Methods for predicting voltage instability in power system can categorized either into steady state or dynamic methods. The methods of dynamic ones are very consuming in computation time. The static methods with their much less computing time provide sensitive information of the system. Steady state methods are widely used to provide a close observation of the voltage instability phenomenon.
There are different methods to study this phenomnon. Some of these methods are the jacobain method, the simplified jacobain method, the multiple load flow method and the voltage collapse proximity indicator VCPI method.
The methods of steady state voltage instability assessments are reviewed and discussed and a power flow MATLAB program was built using gauss method. In this thesis, it is suggested to use the voltage collapse proximity indicator method VCPI to detect the weakest buses as a traditional method. The load shedding at the weakest buses are applied to two different power systems. These studies illustrate that the indicator can provide useful and necessary information about the system state at any operating point.
In this thesis a load shedding under frequency have to be used on IEEE 30bus using PSS/E power system simulation for engineers program.
The traditional methods can not provide a fast to the frequency stability problem while, the time is very critical to take fast action to save the system from collapse.

EXTRACTED RECORDS -
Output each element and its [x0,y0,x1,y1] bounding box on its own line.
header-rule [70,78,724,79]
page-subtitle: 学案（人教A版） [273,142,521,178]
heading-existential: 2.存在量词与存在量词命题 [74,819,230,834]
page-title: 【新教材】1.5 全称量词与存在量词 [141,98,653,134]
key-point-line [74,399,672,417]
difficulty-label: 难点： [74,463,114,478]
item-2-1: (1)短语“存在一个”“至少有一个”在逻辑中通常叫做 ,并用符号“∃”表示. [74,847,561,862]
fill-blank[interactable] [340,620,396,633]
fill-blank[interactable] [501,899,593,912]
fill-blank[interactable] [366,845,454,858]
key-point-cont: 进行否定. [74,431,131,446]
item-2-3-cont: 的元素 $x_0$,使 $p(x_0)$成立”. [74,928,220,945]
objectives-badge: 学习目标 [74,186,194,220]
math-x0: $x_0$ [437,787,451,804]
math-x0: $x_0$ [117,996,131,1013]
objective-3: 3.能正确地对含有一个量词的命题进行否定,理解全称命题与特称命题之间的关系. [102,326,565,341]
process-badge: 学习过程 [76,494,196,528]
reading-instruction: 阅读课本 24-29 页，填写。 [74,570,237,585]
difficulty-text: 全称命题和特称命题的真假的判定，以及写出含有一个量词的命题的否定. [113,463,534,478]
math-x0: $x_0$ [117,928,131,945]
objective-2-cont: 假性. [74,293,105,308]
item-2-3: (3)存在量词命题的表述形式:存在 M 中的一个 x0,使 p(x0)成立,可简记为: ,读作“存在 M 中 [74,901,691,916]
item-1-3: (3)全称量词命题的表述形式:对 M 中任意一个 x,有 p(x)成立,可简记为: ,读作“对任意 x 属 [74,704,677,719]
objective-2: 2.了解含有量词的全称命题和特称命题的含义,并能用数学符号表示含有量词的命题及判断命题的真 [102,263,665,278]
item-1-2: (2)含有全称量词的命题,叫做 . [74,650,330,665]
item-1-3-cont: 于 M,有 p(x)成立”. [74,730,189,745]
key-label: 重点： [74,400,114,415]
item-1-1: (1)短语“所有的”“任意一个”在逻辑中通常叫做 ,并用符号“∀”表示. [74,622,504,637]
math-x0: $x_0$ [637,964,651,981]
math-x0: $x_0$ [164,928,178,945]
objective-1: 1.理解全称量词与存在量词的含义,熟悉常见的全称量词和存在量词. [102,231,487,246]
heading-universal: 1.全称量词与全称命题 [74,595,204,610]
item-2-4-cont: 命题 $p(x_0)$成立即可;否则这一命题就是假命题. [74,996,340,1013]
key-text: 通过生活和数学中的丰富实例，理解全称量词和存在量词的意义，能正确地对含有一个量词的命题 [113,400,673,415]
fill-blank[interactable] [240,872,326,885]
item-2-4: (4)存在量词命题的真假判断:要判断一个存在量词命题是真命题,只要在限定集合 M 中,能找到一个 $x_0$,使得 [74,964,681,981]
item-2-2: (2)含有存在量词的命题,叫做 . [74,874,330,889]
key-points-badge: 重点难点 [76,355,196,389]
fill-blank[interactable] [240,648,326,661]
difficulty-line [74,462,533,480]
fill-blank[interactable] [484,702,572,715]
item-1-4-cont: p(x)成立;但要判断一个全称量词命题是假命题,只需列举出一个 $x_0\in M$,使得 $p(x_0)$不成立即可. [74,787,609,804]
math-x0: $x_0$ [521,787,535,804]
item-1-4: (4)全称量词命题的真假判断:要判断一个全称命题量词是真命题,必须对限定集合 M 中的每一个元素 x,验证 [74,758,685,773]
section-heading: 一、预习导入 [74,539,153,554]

QUESTIONS -
1: In the voltage instability text, which method was used to build the MATLAB power flow program?
2: Continue the voltage instability text from its last sentence.

SOLVED TASKS -
1: The Gauss method.

2:
Artifical intelligent can overcome the lone time needed to study system frequency stability and provide fast solution online.
AI has found four branches of application, which are Genetic algorithms, Fuzzy sysytems, Expert sysytems, Neural networks.
The expert sysytem gas to be used as a proposed method. The simulation program will be developed to intergrate the expert system module. Load shedding with frequency response program is used to simulate the power system behavior. Hence the expert system module exchange information with this program. The interface module takes care of the presentation of the solution proposed by the expert system with the sequence of applied rules.
Expert system programs are usually written in language like LISP and PROLOG. In this thesis the PROLOG language is used as a language for designing the suggested expert system.